/---
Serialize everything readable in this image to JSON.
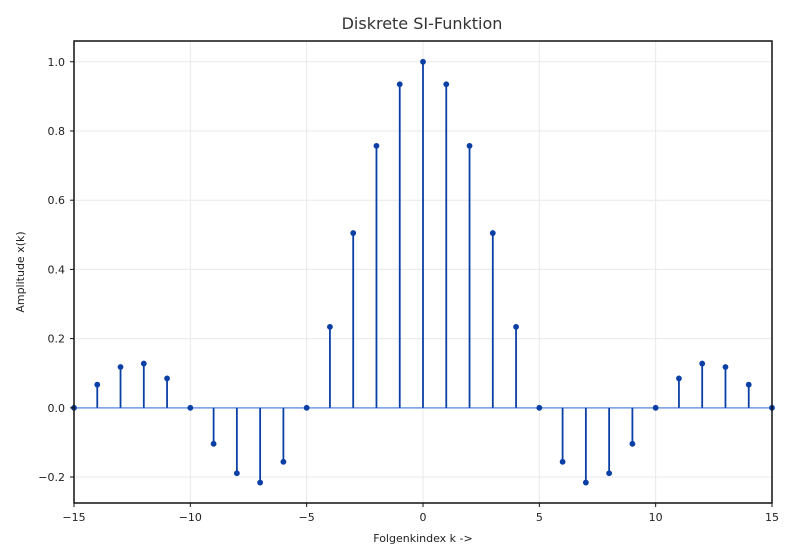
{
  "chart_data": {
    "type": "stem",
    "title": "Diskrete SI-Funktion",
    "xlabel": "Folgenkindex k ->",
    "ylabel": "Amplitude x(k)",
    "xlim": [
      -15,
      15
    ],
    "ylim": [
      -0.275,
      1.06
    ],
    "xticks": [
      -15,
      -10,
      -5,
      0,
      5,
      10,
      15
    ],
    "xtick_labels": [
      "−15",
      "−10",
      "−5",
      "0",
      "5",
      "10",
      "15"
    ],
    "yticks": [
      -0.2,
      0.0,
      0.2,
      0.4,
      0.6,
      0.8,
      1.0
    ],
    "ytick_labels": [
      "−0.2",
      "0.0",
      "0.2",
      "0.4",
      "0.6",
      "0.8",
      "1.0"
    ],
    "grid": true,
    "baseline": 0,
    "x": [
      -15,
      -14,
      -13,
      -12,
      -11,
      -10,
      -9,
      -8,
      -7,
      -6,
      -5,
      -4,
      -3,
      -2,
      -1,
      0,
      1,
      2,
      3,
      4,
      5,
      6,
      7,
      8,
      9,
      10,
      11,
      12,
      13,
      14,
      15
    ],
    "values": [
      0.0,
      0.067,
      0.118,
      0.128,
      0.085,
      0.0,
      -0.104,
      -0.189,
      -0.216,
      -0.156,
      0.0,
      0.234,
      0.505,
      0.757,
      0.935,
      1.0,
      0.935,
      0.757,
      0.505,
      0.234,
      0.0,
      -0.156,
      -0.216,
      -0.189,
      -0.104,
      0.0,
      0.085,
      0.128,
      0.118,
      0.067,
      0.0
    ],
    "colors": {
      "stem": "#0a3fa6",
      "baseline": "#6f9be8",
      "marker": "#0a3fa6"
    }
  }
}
\---
_Goal_
Print each entry shown above with exact wording and no pictures.

_Solution to the exercise_
Serialize everything readable in this image to JSON.
{
  "chart_data": {
    "type": "stem",
    "title": "Diskrete SI-Funktion",
    "xlabel": "Folgenkindex k ->",
    "ylabel": "Amplitude x(k)",
    "xlim": [
      -15,
      15
    ],
    "ylim": [
      -0.275,
      1.06
    ],
    "xticks": [
      -15,
      -10,
      -5,
      0,
      5,
      10,
      15
    ],
    "xtick_labels": [
      "−15",
      "−10",
      "−5",
      "0",
      "5",
      "10",
      "15"
    ],
    "yticks": [
      -0.2,
      0.0,
      0.2,
      0.4,
      0.6,
      0.8,
      1.0
    ],
    "ytick_labels": [
      "−0.2",
      "0.0",
      "0.2",
      "0.4",
      "0.6",
      "0.8",
      "1.0"
    ],
    "grid": true,
    "baseline": 0,
    "x": [
      -15,
      -14,
      -13,
      -12,
      -11,
      -10,
      -9,
      -8,
      -7,
      -6,
      -5,
      -4,
      -3,
      -2,
      -1,
      0,
      1,
      2,
      3,
      4,
      5,
      6,
      7,
      8,
      9,
      10,
      11,
      12,
      13,
      14,
      15
    ],
    "values": [
      0.0,
      0.067,
      0.118,
      0.128,
      0.085,
      0.0,
      -0.104,
      -0.189,
      -0.216,
      -0.156,
      0.0,
      0.234,
      0.505,
      0.757,
      0.935,
      1.0,
      0.935,
      0.757,
      0.505,
      0.234,
      0.0,
      -0.156,
      -0.216,
      -0.189,
      -0.104,
      0.0,
      0.085,
      0.128,
      0.118,
      0.067,
      0.0
    ],
    "colors": {
      "stem": "#0a3fa6",
      "baseline": "#6f9be8",
      "marker": "#0a3fa6"
    }
  }
}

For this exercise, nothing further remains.